-------- Supplied material --------
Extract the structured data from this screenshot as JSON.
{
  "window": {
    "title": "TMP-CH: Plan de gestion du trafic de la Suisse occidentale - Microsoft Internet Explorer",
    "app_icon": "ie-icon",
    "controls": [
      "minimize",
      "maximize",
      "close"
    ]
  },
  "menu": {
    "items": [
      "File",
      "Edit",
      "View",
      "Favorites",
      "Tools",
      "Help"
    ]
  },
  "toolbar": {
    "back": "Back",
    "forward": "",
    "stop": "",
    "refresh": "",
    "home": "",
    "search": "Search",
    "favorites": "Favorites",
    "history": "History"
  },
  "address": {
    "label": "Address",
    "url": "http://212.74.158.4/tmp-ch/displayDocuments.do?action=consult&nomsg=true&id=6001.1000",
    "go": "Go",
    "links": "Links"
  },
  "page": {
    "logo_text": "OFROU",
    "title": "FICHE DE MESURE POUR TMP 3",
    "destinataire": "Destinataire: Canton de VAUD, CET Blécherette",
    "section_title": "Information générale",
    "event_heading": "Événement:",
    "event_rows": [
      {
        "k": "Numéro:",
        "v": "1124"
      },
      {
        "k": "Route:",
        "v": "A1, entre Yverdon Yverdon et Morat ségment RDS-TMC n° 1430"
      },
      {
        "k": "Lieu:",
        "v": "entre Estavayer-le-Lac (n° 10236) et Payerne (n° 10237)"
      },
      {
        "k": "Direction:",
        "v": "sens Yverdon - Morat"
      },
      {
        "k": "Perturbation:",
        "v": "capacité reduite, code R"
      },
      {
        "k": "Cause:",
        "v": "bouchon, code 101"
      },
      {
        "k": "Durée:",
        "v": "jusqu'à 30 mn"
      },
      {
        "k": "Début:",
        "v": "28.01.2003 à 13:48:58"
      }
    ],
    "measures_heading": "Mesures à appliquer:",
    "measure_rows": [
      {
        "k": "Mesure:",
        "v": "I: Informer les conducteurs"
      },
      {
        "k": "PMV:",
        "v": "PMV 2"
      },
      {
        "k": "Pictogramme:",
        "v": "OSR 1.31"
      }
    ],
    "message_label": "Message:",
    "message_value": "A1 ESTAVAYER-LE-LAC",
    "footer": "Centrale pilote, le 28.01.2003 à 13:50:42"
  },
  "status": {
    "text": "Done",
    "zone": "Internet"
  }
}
--------
-------- Supplied material --------
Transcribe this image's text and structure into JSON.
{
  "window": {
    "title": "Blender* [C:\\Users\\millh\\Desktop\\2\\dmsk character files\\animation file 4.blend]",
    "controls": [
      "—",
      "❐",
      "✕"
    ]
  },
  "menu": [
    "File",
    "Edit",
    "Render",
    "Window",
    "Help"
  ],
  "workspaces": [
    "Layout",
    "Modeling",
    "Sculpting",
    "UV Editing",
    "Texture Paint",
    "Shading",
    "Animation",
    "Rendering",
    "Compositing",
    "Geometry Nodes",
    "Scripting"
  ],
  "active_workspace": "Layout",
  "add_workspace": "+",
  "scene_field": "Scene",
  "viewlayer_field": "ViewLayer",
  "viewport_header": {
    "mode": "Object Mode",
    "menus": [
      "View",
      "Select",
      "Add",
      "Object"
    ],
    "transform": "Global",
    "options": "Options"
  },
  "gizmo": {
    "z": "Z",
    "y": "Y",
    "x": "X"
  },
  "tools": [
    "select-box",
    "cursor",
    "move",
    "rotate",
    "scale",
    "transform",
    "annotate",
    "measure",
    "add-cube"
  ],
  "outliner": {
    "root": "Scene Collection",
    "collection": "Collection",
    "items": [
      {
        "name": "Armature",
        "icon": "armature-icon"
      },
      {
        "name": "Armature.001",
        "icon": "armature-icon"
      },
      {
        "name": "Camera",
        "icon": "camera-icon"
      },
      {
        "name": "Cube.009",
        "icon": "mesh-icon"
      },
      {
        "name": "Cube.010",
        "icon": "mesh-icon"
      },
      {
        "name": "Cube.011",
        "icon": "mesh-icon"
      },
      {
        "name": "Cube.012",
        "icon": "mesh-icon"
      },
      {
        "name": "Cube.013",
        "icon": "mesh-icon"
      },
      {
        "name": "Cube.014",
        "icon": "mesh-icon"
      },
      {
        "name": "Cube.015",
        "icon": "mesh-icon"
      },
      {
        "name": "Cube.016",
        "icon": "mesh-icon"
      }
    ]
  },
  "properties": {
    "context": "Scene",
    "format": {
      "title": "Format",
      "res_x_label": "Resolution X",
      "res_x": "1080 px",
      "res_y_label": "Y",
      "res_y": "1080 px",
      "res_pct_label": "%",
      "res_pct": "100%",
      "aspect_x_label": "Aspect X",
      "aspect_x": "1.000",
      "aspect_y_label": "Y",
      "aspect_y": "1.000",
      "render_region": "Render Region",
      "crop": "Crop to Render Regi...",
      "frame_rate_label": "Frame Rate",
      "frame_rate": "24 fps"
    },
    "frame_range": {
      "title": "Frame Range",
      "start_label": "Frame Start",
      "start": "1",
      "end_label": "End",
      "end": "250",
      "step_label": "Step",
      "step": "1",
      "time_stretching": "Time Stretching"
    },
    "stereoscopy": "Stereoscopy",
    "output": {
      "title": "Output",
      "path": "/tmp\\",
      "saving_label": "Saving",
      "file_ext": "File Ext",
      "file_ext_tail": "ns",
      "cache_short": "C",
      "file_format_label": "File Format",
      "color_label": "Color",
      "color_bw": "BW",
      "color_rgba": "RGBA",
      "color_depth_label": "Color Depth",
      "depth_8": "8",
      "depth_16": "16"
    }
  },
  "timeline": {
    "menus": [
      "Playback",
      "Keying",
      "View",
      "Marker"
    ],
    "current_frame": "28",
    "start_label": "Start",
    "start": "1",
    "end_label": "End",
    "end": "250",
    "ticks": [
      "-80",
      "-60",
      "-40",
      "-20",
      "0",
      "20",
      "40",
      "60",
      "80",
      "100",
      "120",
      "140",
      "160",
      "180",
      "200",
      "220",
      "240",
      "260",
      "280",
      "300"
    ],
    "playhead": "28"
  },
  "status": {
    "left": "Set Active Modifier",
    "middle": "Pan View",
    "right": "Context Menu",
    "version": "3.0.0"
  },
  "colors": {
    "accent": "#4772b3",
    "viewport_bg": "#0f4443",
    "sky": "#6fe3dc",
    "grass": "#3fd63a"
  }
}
--------
-------- Supplied material --------
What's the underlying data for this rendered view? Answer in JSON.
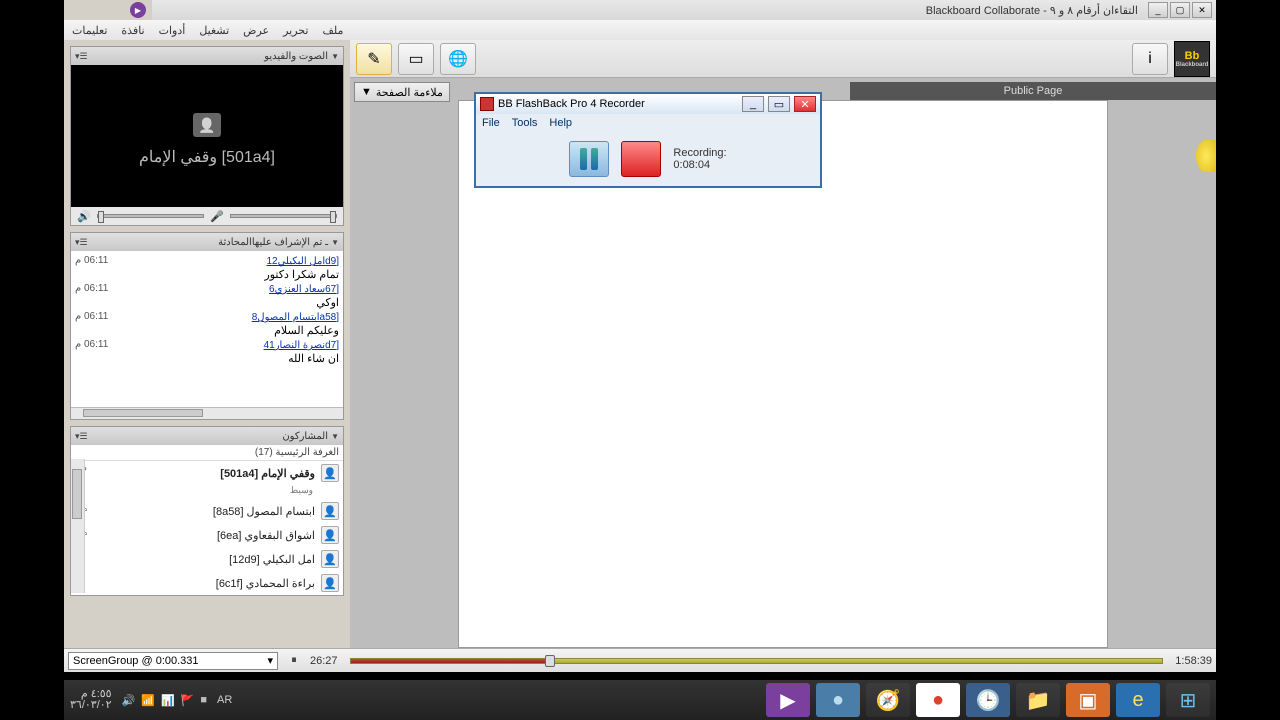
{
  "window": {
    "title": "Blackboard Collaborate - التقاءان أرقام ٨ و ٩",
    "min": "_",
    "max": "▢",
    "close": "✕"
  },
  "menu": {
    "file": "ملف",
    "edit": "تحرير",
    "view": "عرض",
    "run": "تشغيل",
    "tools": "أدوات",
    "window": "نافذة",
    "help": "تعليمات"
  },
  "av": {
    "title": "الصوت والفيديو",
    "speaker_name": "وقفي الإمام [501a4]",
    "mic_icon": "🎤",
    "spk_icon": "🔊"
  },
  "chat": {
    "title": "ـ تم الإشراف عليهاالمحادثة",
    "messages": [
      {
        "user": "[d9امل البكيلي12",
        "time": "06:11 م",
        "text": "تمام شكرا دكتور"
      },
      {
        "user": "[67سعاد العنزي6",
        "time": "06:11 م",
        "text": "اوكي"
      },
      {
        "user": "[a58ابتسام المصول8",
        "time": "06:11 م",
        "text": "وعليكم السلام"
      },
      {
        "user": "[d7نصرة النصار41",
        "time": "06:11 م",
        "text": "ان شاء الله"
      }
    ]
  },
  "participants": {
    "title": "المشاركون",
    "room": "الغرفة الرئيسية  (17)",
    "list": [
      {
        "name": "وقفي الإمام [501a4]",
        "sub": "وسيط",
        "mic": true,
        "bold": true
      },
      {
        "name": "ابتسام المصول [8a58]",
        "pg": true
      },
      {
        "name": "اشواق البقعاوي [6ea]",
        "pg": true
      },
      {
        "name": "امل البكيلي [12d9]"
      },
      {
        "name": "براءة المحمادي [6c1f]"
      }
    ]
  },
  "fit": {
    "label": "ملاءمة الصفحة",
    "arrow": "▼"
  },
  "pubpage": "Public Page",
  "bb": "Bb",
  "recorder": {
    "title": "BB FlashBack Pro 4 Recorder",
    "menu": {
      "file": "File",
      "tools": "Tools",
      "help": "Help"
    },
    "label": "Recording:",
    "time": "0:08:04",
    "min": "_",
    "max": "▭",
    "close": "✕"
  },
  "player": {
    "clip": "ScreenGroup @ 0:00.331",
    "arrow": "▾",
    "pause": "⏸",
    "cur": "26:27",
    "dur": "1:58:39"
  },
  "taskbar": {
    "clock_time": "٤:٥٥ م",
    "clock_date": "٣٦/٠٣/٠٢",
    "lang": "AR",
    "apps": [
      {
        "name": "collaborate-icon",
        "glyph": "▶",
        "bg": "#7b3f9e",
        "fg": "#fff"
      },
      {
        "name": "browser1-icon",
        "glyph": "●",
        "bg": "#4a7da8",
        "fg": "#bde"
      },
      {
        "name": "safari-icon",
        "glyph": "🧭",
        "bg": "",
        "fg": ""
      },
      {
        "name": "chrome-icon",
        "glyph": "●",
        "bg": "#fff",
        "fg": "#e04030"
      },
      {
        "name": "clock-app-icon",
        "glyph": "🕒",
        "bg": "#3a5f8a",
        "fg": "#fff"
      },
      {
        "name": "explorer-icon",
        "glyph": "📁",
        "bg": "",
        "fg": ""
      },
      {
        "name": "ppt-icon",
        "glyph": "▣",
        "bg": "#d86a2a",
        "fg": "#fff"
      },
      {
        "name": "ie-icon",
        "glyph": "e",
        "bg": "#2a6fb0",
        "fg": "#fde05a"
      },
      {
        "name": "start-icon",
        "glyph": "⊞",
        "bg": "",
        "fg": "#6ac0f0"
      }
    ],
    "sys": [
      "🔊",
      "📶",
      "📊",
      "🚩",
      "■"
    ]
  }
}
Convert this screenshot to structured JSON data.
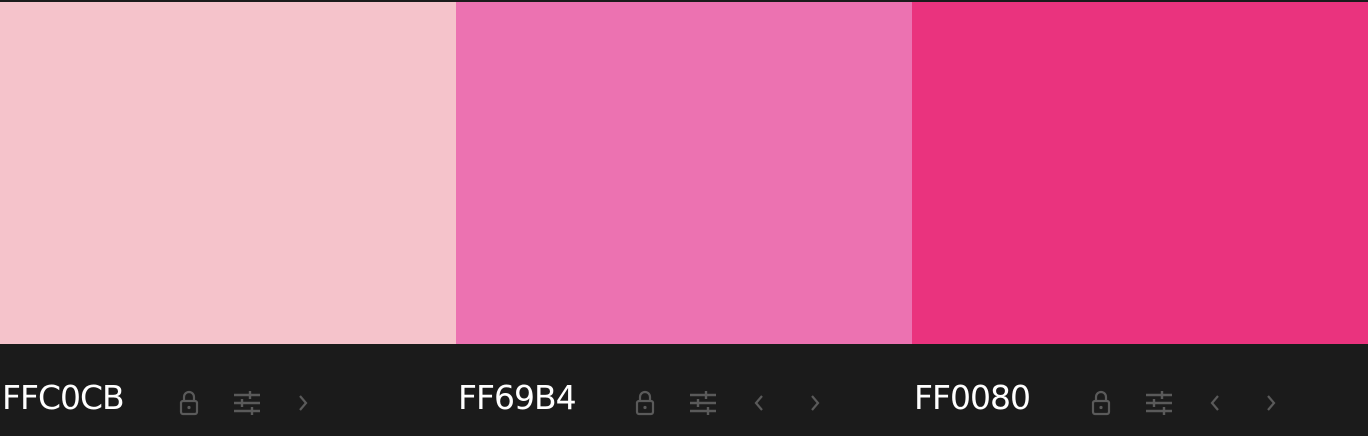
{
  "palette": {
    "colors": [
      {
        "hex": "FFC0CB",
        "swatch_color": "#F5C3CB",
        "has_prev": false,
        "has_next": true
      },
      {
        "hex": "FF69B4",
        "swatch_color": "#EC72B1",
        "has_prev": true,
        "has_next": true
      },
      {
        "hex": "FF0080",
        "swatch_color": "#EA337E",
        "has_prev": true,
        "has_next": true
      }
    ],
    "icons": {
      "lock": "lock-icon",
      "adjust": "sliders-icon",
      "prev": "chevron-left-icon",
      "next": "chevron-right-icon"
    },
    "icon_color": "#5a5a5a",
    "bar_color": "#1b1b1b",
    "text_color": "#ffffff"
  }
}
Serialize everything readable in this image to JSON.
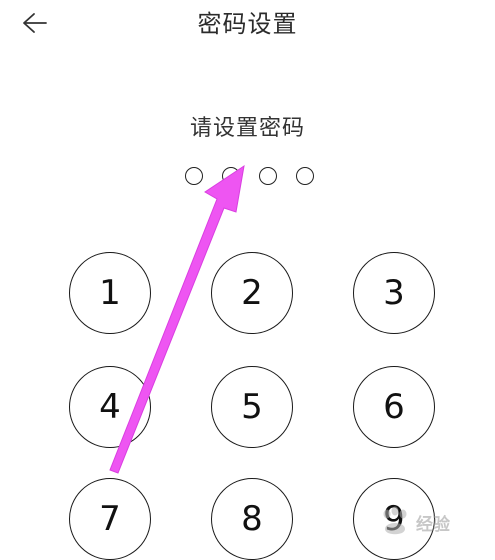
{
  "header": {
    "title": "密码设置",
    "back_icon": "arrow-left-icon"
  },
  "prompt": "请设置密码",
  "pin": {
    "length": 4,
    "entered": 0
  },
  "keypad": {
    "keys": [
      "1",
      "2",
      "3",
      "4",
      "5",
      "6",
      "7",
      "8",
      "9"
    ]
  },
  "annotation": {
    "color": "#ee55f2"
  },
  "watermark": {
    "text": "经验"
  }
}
--------
Go through the entries and return each line where the word "chevron" appears.

      "prev": "chevron-left-icon",
      "next": "chevron-right-icon"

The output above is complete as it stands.